[A run of records]
start

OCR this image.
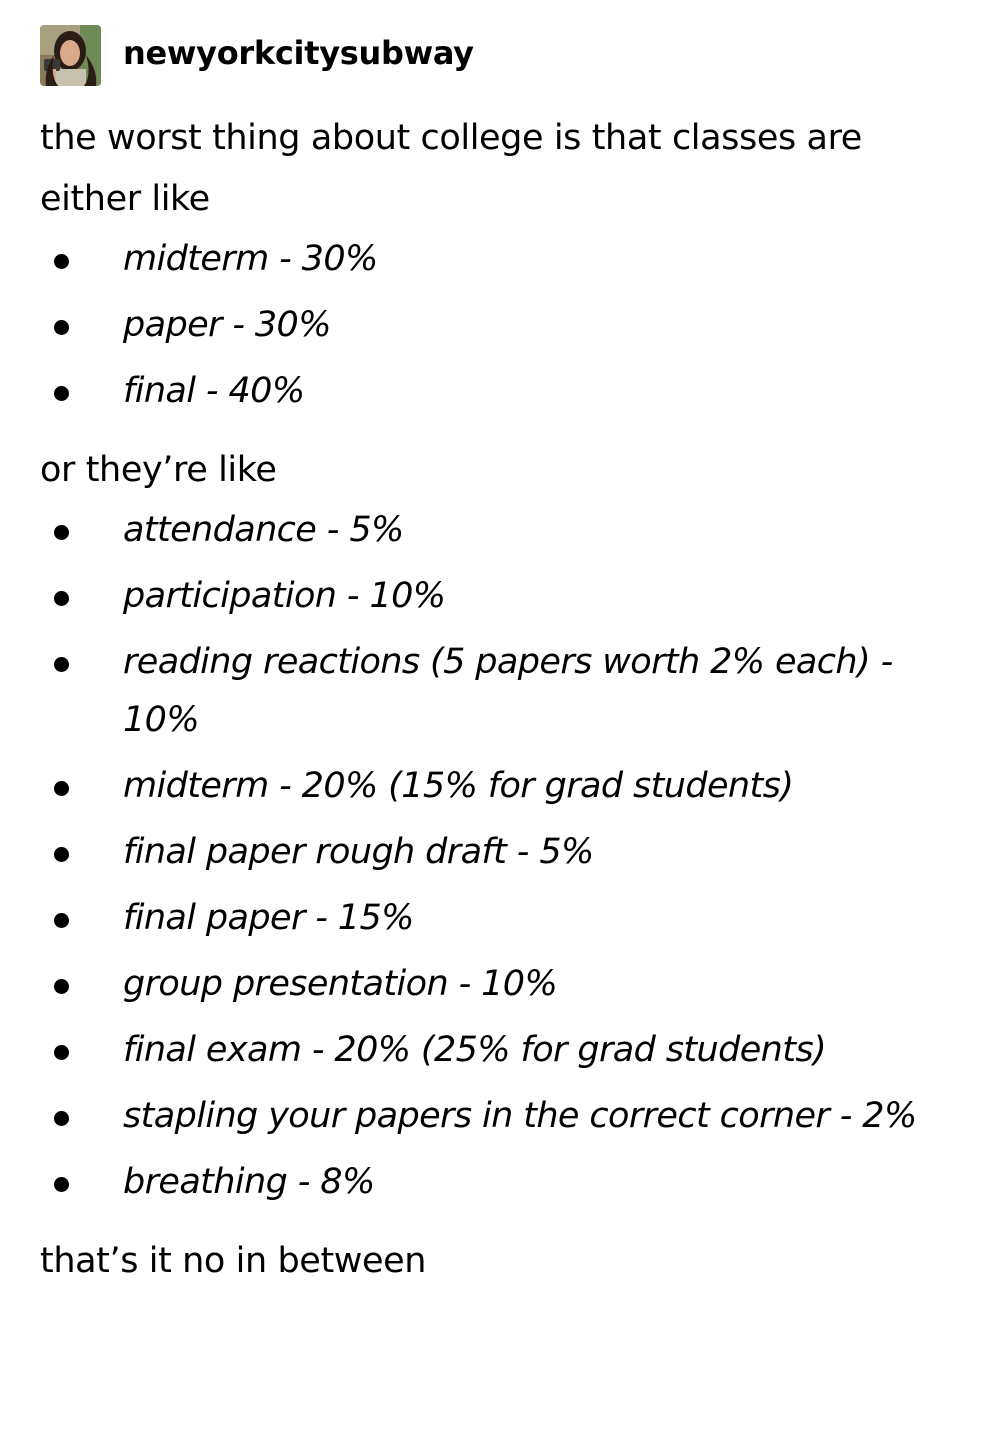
newyorkcitysubway

the worst thing about college is that classes are either like

midterm - 30%
paper - 30%
final - 40%

or they’re like

attendance - 5%
participation - 10%
reading reactions (5 papers worth 2% each) - 10%
midterm - 20% (15% for grad students)
final paper rough draft - 5%
final paper - 15%
group presentation - 10%
final exam - 20% (25% for grad students)
stapling your papers in the correct corner - 2%
breathing - 8%

that’s it no in between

end

[STATED PROBLEM] Find every line in the records above that contains the word "final", and copy each one.

[RESPONSE TO THE EXERCISE]
final - 40%
final paper rough draft - 5%
final paper - 15%
final exam - 20% (25% for grad students)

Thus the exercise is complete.